** Work instructions **
Write out the material exactly, with the pictures left out.

Collected data

+ + + +

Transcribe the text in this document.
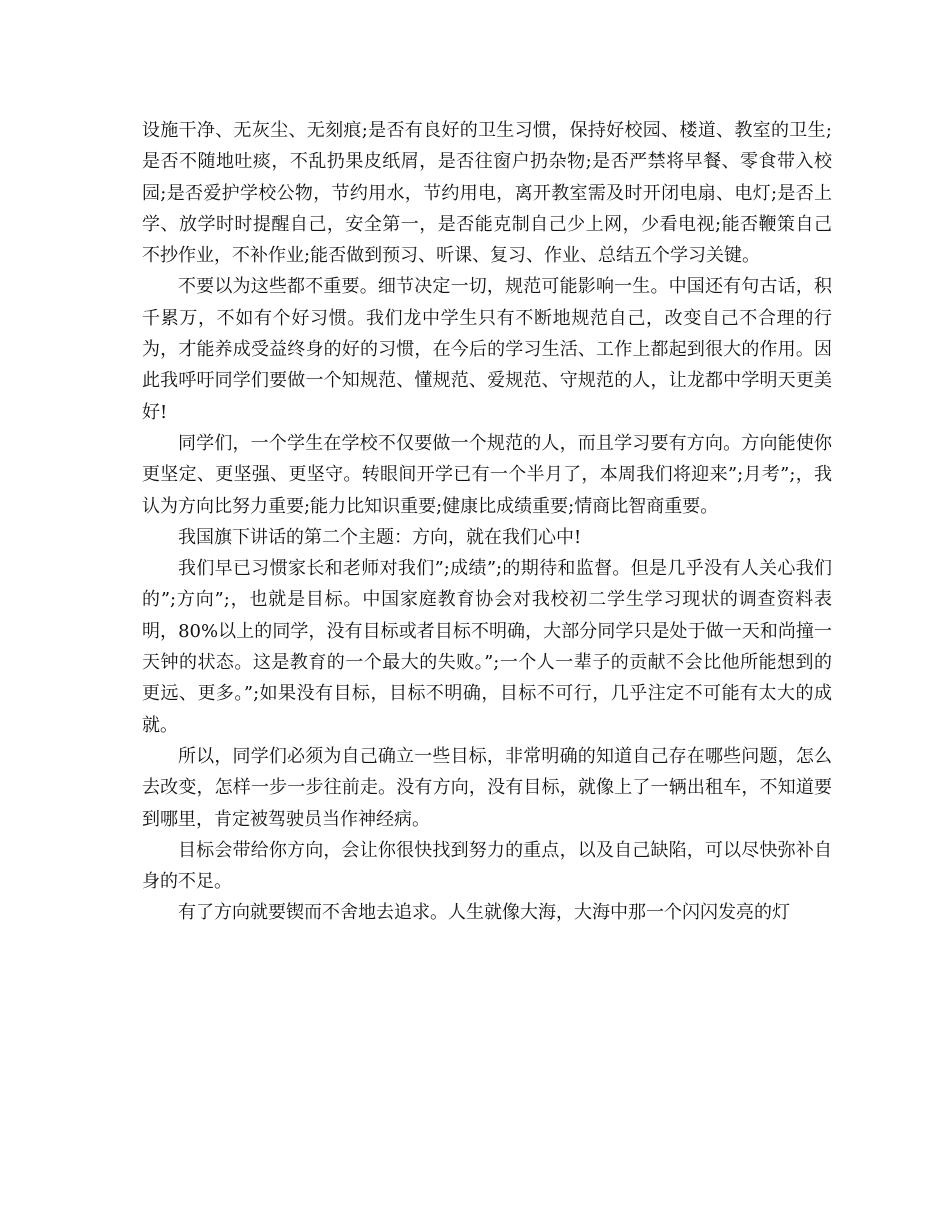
设施干净、无灰尘、无刻痕;是否有良好的卫生习惯，保持好校园、楼道、教室的卫生;是否不随地吐痰，不乱扔果皮纸屑，是否往窗户扔杂物;是否严禁将早餐、零食带入校园;是否爱护学校公物，节约用水，节约用电，离开教室需及时开闭电扇、电灯;是否上学、放学时时提醒自己，安全第一，是否能克制自己少上网，少看电视;能否鞭策自己不抄作业，不补作业;能否做到预习、听课、复习、作业、总结五个学习关键。

不要以为这些都不重要。细节决定一切，规范可能影响一生。中国还有句古话，积千累万，不如有个好习惯。我们龙中学生只有不断地规范自己，改变自己不合理的行为，才能养成受益终身的好的习惯，在今后的学习生活、工作上都起到很大的作用。因此我呼吁同学们要做一个知规范、懂规范、爱规范、守规范的人，让龙都中学明天更美好!

同学们，一个学生在学校不仅要做一个规范的人，而且学习要有方向。方向能使你更坚定、更坚强、更坚守。转眼间开学已有一个半月了，本周我们将迎来”;月考”;，我认为方向比努力重要;能力比知识重要;健康比成绩重要;情商比智商重要。

我国旗下讲话的第二个主题：方向，就在我们心中!

我们早已习惯家长和老师对我们”;成绩”;的期待和监督。但是几乎没有人关心我们的”;方向”;，也就是目标。中国家庭教育协会对我校初二学生学习现状的调查资料表明，80%以上的同学，没有目标或者目标不明确，大部分同学只是处于做一天和尚撞一天钟的状态。这是教育的一个最大的失败。”;一个人一辈子的贡献不会比他所能想到的更远、更多。”;如果没有目标，目标不明确，目标不可行，几乎注定不可能有太大的成就。

所以，同学们必须为自己确立一些目标，非常明确的知道自己存在哪些问题，怎么去改变，怎样一步一步往前走。没有方向，没有目标，就像上了一辆出租车，不知道要到哪里，肯定被驾驶员当作神经病。

目标会带给你方向，会让你很快找到努力的重点，以及自己缺陷，可以尽快弥补自身的不足。

有了方向就要锲而不舍地去追求。人生就像大海，大海中那一个闪闪发亮的灯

+ + + +

** Full response **
Transcribe the text in this document.
设施干净、无灰尘、无刻痕;是否有良好的卫生习惯，保持好校园、楼道、教室的卫生;是否不随地吐痰，不乱扔果皮纸屑，是否往窗户扔杂物;是否严禁将早餐、零食带入校园;是否爱护学校公物，节约用水，节约用电，离开教室需及时开闭电扇、电灯;是否上学、放学时时提醒自己，安全第一，是否能克制自己少上网，少看电视;能否鞭策自己不抄作业，不补作业;能否做到预习、听课、复习、作业、总结五个学习关键。

不要以为这些都不重要。细节决定一切，规范可能影响一生。中国还有句古话，积千累万，不如有个好习惯。我们龙中学生只有不断地规范自己，改变自己不合理的行为，才能养成受益终身的好的习惯，在今后的学习生活、工作上都起到很大的作用。因此我呼吁同学们要做一个知规范、懂规范、爱规范、守规范的人，让龙都中学明天更美好!

同学们，一个学生在学校不仅要做一个规范的人，而且学习要有方向。方向能使你更坚定、更坚强、更坚守。转眼间开学已有一个半月了，本周我们将迎来”;月考”;，我认为方向比努力重要;能力比知识重要;健康比成绩重要;情商比智商重要。

我国旗下讲话的第二个主题：方向，就在我们心中!

我们早已习惯家长和老师对我们”;成绩”;的期待和监督。但是几乎没有人关心我们的”;方向”;，也就是目标。中国家庭教育协会对我校初二学生学习现状的调查资料表明，80%以上的同学，没有目标或者目标不明确，大部分同学只是处于做一天和尚撞一天钟的状态。这是教育的一个最大的失败。”;一个人一辈子的贡献不会比他所能想到的更远、更多。”;如果没有目标，目标不明确，目标不可行，几乎注定不可能有太大的成就。

所以，同学们必须为自己确立一些目标，非常明确的知道自己存在哪些问题，怎么去改变，怎样一步一步往前走。没有方向，没有目标，就像上了一辆出租车，不知道要到哪里，肯定被驾驶员当作神经病。

目标会带给你方向，会让你很快找到努力的重点，以及自己缺陷，可以尽快弥补自身的不足。

有了方向就要锲而不舍地去追求。人生就像大海，大海中那一个闪闪发亮的灯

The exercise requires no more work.